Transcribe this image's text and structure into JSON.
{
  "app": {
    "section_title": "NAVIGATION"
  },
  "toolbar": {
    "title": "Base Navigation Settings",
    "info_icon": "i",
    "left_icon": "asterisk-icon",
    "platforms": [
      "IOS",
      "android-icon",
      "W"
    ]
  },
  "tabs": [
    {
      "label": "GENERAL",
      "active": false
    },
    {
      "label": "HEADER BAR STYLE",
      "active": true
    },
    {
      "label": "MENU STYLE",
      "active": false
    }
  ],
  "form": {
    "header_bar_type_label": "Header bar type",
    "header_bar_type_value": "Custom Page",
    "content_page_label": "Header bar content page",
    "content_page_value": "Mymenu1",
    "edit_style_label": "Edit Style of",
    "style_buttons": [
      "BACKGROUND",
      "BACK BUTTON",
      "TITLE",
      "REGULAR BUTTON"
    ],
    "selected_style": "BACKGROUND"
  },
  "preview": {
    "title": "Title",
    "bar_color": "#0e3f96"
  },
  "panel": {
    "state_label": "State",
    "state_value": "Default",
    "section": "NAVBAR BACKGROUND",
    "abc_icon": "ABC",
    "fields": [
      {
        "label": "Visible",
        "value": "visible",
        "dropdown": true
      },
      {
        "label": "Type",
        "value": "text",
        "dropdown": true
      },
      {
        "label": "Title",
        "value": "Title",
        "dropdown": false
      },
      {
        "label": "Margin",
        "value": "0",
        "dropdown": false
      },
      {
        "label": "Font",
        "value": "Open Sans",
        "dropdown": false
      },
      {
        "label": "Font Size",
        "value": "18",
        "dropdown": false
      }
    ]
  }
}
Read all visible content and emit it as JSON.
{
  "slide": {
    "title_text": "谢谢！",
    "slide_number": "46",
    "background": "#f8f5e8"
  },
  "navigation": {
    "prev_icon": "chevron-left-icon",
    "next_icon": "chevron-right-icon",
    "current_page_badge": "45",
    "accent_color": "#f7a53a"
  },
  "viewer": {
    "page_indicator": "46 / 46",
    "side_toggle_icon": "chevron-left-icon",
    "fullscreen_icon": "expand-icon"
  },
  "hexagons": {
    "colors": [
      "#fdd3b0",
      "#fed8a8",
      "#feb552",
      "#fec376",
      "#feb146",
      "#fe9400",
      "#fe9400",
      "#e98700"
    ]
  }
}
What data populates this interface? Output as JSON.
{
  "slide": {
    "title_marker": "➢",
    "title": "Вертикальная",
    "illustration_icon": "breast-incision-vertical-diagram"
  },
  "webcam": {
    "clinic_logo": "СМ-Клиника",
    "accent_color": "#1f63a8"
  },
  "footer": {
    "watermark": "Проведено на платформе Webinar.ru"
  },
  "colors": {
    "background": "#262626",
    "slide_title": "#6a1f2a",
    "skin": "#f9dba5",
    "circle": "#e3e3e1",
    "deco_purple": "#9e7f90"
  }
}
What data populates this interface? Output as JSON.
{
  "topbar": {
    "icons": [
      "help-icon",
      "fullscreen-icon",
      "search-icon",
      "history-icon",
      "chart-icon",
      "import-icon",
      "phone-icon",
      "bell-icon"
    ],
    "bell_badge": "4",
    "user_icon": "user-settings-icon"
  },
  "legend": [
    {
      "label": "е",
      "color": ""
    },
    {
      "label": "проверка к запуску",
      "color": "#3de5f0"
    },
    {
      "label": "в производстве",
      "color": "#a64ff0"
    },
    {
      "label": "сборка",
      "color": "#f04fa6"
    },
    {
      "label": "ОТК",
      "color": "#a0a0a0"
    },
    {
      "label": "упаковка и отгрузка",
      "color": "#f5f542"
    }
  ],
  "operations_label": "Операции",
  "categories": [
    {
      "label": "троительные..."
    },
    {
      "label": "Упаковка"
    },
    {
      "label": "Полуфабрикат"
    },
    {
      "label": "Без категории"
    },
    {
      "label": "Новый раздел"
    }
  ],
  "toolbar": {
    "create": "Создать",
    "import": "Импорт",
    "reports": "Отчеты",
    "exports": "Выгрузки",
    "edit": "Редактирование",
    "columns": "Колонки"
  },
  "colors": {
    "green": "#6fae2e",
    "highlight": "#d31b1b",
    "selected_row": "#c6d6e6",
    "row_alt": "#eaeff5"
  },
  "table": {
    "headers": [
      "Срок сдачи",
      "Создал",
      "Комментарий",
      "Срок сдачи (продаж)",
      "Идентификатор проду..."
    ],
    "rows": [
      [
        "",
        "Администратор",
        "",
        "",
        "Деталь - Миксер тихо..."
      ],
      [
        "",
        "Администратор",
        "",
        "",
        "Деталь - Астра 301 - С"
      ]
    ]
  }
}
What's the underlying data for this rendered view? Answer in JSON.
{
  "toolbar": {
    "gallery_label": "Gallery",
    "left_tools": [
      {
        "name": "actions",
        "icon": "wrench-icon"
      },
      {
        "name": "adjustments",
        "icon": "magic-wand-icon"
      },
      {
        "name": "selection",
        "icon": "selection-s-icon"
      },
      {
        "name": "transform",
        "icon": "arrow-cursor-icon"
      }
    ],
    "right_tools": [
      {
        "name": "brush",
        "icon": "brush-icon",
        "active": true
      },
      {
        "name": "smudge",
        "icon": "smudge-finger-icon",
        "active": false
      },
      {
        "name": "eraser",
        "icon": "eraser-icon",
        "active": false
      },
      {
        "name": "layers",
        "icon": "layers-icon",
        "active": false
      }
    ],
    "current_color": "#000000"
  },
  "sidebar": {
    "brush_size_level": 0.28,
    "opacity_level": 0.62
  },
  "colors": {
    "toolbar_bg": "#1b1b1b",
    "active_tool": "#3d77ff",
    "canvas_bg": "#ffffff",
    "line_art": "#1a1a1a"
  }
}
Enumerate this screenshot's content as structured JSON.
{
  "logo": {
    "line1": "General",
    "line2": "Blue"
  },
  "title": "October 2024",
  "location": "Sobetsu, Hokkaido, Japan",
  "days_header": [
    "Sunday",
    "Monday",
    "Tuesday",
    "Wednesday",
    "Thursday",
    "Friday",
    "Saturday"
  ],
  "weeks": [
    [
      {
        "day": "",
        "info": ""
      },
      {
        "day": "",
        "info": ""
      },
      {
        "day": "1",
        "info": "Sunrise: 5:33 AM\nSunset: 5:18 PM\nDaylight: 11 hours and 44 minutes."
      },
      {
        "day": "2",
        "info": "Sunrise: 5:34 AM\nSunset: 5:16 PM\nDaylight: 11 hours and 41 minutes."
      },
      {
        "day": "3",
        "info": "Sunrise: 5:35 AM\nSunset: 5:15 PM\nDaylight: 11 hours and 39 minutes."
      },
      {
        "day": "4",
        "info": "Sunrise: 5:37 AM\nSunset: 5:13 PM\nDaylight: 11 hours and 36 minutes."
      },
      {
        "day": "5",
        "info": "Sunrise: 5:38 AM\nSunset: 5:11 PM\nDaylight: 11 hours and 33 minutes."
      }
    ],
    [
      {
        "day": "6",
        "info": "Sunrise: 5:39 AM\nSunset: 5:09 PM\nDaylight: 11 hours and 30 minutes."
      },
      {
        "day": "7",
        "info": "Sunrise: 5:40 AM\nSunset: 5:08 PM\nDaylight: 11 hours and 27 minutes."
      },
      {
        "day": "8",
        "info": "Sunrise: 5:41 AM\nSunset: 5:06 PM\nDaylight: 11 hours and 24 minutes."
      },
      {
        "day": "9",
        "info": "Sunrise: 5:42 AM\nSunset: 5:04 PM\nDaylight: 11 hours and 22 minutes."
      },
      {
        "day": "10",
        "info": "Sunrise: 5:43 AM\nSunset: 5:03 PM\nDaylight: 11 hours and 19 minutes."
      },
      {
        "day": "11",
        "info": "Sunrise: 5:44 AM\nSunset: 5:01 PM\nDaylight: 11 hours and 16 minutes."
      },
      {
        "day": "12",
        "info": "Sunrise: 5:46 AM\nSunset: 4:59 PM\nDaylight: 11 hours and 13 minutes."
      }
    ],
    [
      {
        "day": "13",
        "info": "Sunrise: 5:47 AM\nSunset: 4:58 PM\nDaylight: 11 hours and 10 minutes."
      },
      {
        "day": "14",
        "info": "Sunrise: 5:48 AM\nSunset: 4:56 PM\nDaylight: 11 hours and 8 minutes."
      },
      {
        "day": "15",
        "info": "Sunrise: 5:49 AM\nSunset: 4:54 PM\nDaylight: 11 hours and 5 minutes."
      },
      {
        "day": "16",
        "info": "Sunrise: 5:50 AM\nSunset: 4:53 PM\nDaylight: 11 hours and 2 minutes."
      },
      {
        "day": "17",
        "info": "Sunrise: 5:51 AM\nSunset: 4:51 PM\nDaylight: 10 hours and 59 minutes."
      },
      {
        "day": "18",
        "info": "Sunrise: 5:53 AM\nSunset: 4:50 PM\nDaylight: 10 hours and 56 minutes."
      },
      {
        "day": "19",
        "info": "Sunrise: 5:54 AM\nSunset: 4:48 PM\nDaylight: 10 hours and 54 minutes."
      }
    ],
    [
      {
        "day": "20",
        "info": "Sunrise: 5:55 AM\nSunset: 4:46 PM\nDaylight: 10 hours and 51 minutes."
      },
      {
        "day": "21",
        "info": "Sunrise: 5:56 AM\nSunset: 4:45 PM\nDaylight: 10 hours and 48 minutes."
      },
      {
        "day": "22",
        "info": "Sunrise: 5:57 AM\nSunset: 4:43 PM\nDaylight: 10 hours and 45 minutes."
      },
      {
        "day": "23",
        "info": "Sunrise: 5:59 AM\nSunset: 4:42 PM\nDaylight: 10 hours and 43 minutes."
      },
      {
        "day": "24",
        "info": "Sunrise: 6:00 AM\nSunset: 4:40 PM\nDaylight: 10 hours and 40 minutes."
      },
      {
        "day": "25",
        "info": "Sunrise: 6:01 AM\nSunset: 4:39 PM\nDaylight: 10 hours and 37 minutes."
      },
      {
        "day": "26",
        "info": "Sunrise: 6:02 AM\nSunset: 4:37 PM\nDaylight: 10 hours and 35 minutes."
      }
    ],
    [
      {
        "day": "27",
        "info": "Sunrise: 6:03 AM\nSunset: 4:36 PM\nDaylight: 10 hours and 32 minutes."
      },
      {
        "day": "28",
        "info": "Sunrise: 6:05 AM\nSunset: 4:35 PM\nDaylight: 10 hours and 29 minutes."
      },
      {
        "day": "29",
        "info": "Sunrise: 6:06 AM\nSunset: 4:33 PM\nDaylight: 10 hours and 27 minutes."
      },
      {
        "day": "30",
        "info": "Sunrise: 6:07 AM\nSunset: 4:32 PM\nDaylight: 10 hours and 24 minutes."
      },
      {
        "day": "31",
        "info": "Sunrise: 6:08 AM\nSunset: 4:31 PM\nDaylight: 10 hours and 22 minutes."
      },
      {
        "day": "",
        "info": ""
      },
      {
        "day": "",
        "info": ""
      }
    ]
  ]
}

--------------------------------------------------

◆ Short exercise
Exactly how many lines contain "smudge"? State the number and nothing else.

◆ Task solution
2